### ПОСТАВЛЕННАЯ ЗАДАЧА 1
В каком доме и на какой улице, согласно интервью о жизни в Лос-Анджелесе, «мы жили»?
### ПОСТАВЛЕННАЯ ЗАДАЧА 2
Напишите продолжение интервью о жизни в Лос-Анджелесе, начиная сразу после его последней фразы.

### ПРЕДОСТАВЛЕННЫЙ ОТРЫВОК
********************
Интервью: Солнце, вот он я - Чарльз Буковски 15 стр.


Мы жили в доме 2122 по Лонгвуд-авеню. Это чуть к юго-западу отсюда. Когда я начал сходиться с женщинами, я жил около центра; и за все эти годы с каждым переездом вроде как перемещался дальше на запад и на север. Одно время чувствовал, что двигаюсь к Беверли-Хиллз. Теперь я тут, потому что меня вышвырнули из дома, где я жил с этой дамой. У нас с ней вышла размолвка, и вот ни с того ни с сего я опять сместился к югу. С курса меня сбили. Видать, не добраться мне до Беверли-Хиллз.

Какие перемены вы замечали в Лос-Анджелесе за все годы, что тут прожили?

Ничего поразительного. Город растет, тупеет, в нем больше жестокости и жадности. Развивается по той же схеме, что и остальная цивилизация.

Но есть часть Л.-А. — ее не следует причислять к Голливуду, Диснейленду и океану, я от таких мест держусь подальше, ну, кроме пляжей зимой, когда там никого нет, — где ощущение хорошее, легкое. У тамошних людей есть свойство не совать нос в чужие дела. Там можно сидеть взаперти или устроить вечеринку. Вот я могу снять трубку, и через час здесь будут пить и хохотать десяток человек. И это не потому, что я писатель, добившийся некоторой известности. Так бывало всегда, даже когда мне еще не везло. Но они не придут, если я им не позвоню, если мне их не хочется. Можно жить уединенно, а можно в толпе. Я склонен смешивать то и другое, предпочитая изоляцию.
********************
### БЛОК ДАННЫХ

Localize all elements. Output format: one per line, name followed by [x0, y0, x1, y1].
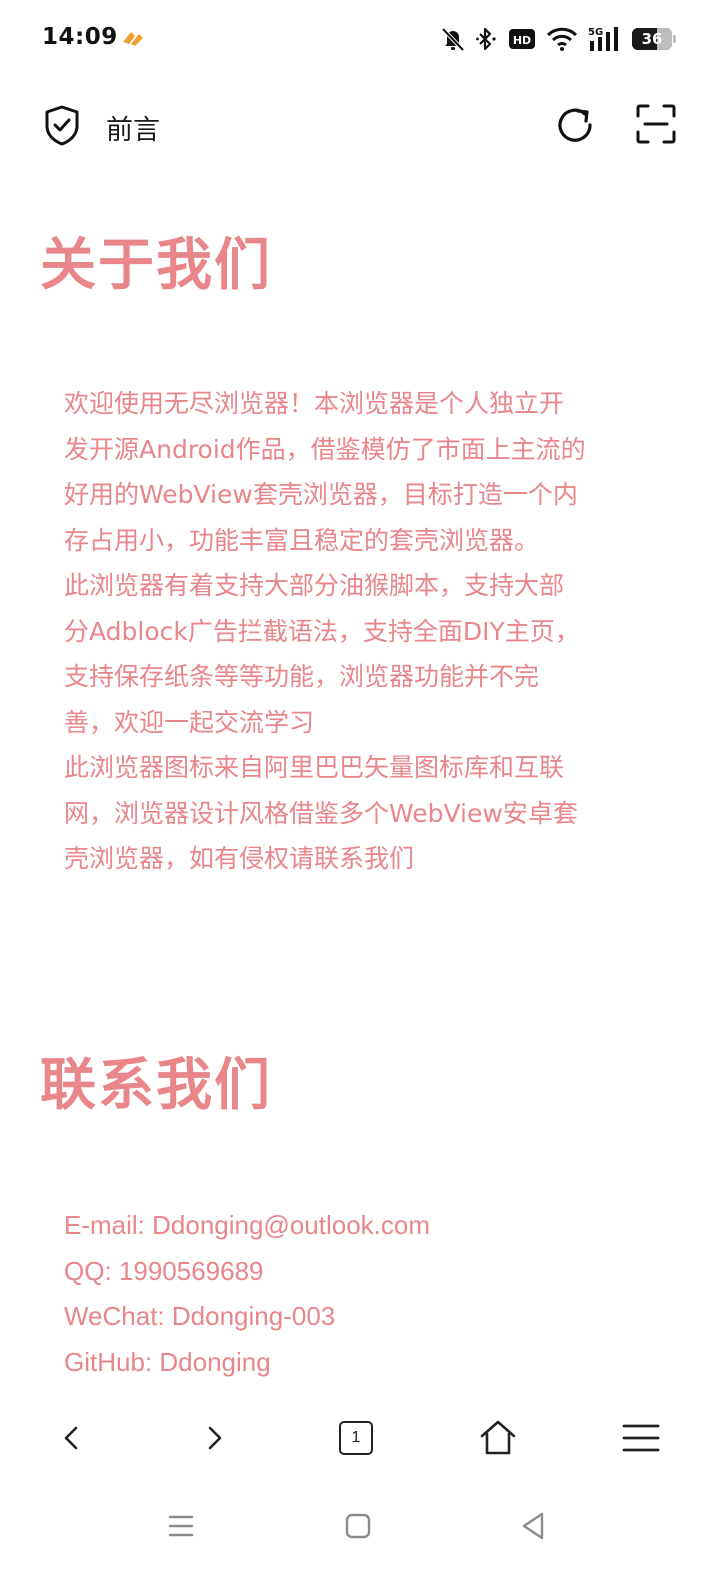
********************
### РЕЗУЛЬТАТ ЗАДАЧИ 1
В доме 2122 по Лонгвуд-авеню.

### РЕЗУЛЬТАТ ЗАДАЧИ 2
В одном вашем рассказе есть строка: «Л.-А. — самый жестокий город на свете». Вы в это верите?

Я не считаю, что Л.-А. — самый жестокий город. Он из наименее жестоких. Если бичуешь и у тебя есть пара знакомых, тут и там можно разжиться долларом, побродить и всегда найти место, где залечь на ночь. Одну ночь люди тебя потерпят. А потом двинешься на следующий квадрат. Я тоже людей устраиваю на ночь. Говорю: «Слушай, я могу тебя потерпеть только одну ночь. А потом тебе придется уйти». Но я их размещаю. Так делают в Л.-А. Может, в других местах тоже, просто я этого не видел.

Меня Л.-А. не поражает жестокостью, как Нью-Йорк. И у Филадельфии приятное излучение — ощущение от нее хорошее. И от Нового Орлеана. Сан-Франциско не весь таков, как о нем говорят. Если бы мне выпало расставлять города по ранжиру, Л.-А. я бы поставил на самый верх: Л.-А., Филадельфия, Новый Орлеан. Это места, где можно жить.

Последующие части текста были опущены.